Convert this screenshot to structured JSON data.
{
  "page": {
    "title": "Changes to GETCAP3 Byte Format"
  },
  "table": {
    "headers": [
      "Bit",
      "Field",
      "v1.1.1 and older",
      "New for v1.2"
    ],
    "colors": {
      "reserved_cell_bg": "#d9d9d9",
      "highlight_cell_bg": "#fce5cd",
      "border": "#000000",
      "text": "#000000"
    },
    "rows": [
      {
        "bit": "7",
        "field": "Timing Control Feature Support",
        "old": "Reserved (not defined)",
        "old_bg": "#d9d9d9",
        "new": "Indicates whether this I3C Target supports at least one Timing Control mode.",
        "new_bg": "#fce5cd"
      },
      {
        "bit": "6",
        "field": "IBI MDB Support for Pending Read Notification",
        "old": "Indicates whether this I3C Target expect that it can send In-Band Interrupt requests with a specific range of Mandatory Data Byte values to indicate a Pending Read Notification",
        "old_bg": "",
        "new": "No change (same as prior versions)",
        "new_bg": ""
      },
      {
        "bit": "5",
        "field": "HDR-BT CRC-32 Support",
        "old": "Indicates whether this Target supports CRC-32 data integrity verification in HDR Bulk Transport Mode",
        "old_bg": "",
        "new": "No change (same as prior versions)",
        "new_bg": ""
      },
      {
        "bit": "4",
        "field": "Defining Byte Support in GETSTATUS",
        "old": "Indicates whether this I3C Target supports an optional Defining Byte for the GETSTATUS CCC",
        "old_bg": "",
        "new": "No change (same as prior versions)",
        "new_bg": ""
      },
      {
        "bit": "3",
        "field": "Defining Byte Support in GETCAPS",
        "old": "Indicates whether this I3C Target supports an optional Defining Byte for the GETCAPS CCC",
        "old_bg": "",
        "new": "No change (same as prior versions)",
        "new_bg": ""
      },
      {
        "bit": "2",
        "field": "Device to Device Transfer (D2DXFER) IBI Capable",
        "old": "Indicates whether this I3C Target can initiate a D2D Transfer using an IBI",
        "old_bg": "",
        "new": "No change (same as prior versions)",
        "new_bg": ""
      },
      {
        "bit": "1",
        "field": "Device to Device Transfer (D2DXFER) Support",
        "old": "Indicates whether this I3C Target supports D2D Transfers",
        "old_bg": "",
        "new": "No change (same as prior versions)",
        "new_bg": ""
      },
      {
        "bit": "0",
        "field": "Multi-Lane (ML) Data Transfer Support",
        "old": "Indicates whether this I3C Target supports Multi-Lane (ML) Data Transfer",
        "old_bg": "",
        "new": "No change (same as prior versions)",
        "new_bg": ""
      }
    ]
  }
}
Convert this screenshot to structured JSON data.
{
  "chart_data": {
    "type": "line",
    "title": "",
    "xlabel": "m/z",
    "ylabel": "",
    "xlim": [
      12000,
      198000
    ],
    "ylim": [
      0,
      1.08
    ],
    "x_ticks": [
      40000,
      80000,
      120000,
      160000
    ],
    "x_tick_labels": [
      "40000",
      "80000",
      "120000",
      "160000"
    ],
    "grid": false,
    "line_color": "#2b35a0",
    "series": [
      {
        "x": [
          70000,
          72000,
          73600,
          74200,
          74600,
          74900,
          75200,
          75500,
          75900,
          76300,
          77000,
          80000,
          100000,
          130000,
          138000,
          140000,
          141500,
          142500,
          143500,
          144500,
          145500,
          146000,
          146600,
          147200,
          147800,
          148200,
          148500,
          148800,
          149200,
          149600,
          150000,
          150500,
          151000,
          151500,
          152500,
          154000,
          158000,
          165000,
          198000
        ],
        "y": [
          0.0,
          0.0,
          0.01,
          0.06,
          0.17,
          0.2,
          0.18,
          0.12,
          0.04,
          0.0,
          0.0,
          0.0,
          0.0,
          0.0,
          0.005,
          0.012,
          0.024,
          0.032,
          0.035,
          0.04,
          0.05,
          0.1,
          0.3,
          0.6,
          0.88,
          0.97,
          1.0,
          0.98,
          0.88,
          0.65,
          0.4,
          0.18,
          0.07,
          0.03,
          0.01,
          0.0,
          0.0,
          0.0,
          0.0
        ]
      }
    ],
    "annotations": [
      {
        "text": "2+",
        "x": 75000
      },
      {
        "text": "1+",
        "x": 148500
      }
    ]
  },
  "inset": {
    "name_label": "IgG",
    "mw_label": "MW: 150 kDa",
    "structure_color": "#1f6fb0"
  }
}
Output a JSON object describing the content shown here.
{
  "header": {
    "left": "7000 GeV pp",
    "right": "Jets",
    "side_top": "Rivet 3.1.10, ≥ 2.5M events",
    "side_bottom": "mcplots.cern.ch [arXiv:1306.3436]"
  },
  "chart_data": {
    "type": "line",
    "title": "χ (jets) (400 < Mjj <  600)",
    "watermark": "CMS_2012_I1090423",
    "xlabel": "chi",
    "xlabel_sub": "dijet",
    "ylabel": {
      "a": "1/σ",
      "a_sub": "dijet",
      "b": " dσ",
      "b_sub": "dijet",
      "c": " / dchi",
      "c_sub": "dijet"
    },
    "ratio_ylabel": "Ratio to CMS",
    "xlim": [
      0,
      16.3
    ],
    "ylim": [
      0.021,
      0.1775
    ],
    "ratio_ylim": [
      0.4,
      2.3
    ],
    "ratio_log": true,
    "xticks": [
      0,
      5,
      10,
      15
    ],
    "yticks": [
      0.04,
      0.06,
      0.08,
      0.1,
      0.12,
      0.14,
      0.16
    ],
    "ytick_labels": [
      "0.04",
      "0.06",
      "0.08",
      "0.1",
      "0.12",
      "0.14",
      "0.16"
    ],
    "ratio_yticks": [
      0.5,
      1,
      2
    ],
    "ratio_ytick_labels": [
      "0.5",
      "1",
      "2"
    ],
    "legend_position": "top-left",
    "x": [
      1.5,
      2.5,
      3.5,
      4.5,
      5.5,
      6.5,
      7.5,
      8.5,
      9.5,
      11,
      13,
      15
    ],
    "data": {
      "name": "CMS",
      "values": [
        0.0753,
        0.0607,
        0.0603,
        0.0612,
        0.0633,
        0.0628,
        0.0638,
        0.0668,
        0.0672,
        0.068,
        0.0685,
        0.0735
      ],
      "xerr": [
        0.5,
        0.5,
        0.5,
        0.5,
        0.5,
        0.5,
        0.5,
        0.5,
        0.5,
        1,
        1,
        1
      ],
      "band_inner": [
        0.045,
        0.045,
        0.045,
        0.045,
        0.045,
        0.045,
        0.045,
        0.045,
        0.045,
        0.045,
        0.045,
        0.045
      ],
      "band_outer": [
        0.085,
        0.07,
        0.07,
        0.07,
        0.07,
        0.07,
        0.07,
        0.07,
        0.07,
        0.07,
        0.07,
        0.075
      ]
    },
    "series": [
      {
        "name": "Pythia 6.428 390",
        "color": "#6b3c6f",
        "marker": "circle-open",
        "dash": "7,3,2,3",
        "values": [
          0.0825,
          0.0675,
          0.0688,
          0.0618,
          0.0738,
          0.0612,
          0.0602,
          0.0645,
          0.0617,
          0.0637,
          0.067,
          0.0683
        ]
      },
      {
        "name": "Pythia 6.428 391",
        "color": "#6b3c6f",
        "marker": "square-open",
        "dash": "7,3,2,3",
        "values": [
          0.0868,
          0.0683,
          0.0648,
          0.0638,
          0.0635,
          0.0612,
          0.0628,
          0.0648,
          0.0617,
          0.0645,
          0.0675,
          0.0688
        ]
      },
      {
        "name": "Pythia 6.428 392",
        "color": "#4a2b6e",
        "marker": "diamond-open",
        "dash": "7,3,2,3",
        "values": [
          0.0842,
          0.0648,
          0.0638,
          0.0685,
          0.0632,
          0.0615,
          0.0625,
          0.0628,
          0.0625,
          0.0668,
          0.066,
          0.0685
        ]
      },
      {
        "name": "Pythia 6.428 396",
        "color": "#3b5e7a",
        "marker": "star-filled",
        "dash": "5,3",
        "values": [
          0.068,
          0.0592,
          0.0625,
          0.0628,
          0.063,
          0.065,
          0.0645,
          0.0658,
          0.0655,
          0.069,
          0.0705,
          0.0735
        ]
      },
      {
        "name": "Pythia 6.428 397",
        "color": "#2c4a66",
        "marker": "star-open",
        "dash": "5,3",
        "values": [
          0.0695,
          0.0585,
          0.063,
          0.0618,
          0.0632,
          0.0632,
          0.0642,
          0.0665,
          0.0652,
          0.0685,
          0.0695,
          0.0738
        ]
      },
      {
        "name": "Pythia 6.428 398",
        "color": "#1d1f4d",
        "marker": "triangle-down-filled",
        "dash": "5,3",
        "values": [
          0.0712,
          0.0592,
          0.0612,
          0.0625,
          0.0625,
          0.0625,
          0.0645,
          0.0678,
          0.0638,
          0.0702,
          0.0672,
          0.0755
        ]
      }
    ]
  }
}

What is required:
Go through the material above and copy each line that has the word "left".

Output of the exercise:
    "left": "7000 GeV pp",
    "legend_position": "top-left",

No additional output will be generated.